◆ **ROWS**

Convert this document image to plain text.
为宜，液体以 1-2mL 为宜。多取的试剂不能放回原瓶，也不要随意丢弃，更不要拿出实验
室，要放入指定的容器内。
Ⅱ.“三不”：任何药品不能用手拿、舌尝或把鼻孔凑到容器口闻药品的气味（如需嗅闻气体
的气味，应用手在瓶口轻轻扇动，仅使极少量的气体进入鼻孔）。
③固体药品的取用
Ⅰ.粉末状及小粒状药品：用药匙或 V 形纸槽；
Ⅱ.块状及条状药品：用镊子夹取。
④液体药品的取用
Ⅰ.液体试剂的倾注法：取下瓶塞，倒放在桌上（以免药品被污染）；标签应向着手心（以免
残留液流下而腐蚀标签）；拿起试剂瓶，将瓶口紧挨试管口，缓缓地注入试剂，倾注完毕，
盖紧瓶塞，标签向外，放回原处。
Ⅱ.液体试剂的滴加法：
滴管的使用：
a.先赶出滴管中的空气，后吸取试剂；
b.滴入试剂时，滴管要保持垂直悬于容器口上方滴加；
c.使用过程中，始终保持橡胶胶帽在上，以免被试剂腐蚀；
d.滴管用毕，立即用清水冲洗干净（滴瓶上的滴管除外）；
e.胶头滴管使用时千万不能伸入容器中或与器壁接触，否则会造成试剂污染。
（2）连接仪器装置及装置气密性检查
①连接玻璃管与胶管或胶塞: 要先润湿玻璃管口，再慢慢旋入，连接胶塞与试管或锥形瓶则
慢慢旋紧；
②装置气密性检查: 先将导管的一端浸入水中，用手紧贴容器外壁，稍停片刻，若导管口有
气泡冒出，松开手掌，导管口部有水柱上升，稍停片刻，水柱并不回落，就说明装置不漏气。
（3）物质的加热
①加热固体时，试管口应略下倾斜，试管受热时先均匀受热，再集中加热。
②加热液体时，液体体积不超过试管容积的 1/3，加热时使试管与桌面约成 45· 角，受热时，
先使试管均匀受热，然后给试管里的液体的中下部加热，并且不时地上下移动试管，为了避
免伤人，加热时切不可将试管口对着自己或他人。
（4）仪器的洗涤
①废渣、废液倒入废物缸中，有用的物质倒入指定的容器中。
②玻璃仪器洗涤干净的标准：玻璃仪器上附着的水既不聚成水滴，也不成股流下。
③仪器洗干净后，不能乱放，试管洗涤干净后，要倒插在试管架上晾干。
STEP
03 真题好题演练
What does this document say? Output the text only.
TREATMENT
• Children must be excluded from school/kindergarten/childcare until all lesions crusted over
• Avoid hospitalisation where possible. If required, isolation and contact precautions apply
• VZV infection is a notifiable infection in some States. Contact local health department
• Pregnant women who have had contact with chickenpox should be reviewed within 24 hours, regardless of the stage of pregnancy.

◆ **EXERCISE OBJECTIVE**
Say the number of lines in the records above that include the string "document", and no more.

◆ **ANSWER FOR THE TASK**
2